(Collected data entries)
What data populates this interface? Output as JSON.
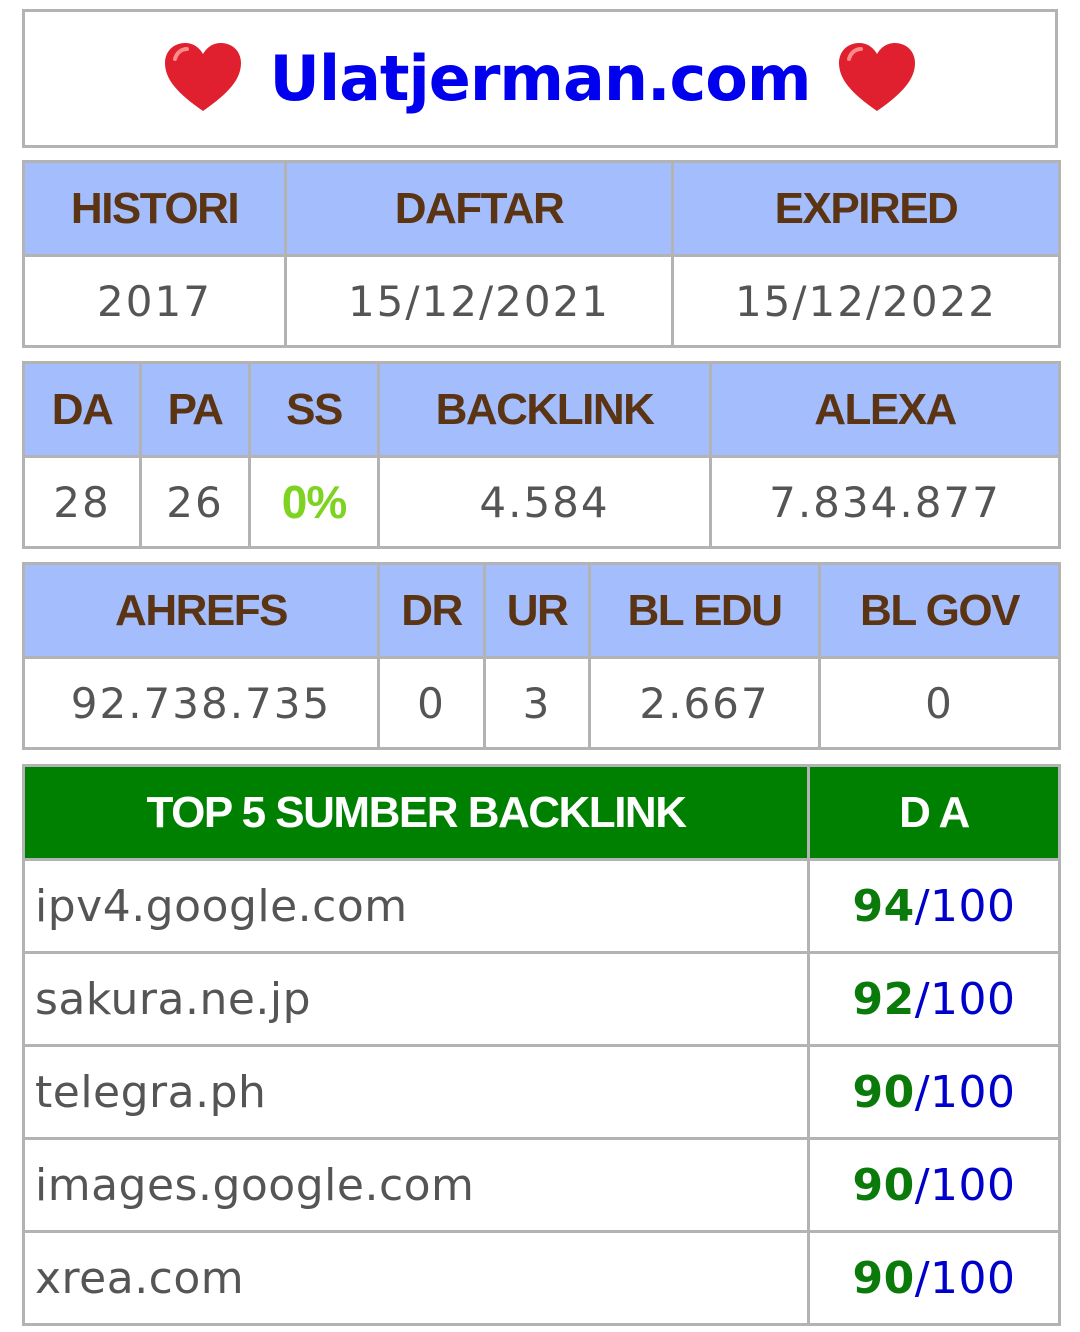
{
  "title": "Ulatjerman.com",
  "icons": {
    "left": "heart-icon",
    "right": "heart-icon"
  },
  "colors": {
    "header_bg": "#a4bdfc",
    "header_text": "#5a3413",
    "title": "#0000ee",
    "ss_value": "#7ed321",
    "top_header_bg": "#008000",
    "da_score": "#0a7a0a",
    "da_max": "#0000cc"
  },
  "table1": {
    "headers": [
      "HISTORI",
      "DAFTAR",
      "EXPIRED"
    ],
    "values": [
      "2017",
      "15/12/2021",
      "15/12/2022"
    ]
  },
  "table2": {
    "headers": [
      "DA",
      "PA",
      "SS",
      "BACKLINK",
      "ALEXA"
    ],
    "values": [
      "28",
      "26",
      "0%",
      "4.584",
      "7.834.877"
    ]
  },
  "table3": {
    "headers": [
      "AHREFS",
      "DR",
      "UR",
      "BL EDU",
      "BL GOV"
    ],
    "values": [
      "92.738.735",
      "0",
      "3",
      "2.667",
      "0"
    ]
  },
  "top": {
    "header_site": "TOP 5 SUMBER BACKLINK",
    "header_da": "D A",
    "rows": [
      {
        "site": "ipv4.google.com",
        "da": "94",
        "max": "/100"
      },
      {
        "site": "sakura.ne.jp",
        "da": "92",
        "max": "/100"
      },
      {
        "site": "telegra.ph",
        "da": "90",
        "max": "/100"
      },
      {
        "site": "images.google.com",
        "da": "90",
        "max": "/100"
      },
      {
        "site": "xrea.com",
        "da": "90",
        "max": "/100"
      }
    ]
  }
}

> [To do] Pictures don't belong in the copy. Restate all the entries exactly.

> [Exercise output]
What data populates this interface? Output as JSON.
{
  "title": "Ulatjerman.com",
  "icons": {
    "left": "heart-icon",
    "right": "heart-icon"
  },
  "colors": {
    "header_bg": "#a4bdfc",
    "header_text": "#5a3413",
    "title": "#0000ee",
    "ss_value": "#7ed321",
    "top_header_bg": "#008000",
    "da_score": "#0a7a0a",
    "da_max": "#0000cc"
  },
  "table1": {
    "headers": [
      "HISTORI",
      "DAFTAR",
      "EXPIRED"
    ],
    "values": [
      "2017",
      "15/12/2021",
      "15/12/2022"
    ]
  },
  "table2": {
    "headers": [
      "DA",
      "PA",
      "SS",
      "BACKLINK",
      "ALEXA"
    ],
    "values": [
      "28",
      "26",
      "0%",
      "4.584",
      "7.834.877"
    ]
  },
  "table3": {
    "headers": [
      "AHREFS",
      "DR",
      "UR",
      "BL EDU",
      "BL GOV"
    ],
    "values": [
      "92.738.735",
      "0",
      "3",
      "2.667",
      "0"
    ]
  },
  "top": {
    "header_site": "TOP 5 SUMBER BACKLINK",
    "header_da": "D A",
    "rows": [
      {
        "site": "ipv4.google.com",
        "da": "94",
        "max": "/100"
      },
      {
        "site": "sakura.ne.jp",
        "da": "92",
        "max": "/100"
      },
      {
        "site": "telegra.ph",
        "da": "90",
        "max": "/100"
      },
      {
        "site": "images.google.com",
        "da": "90",
        "max": "/100"
      },
      {
        "site": "xrea.com",
        "da": "90",
        "max": "/100"
      }
    ]
  }
}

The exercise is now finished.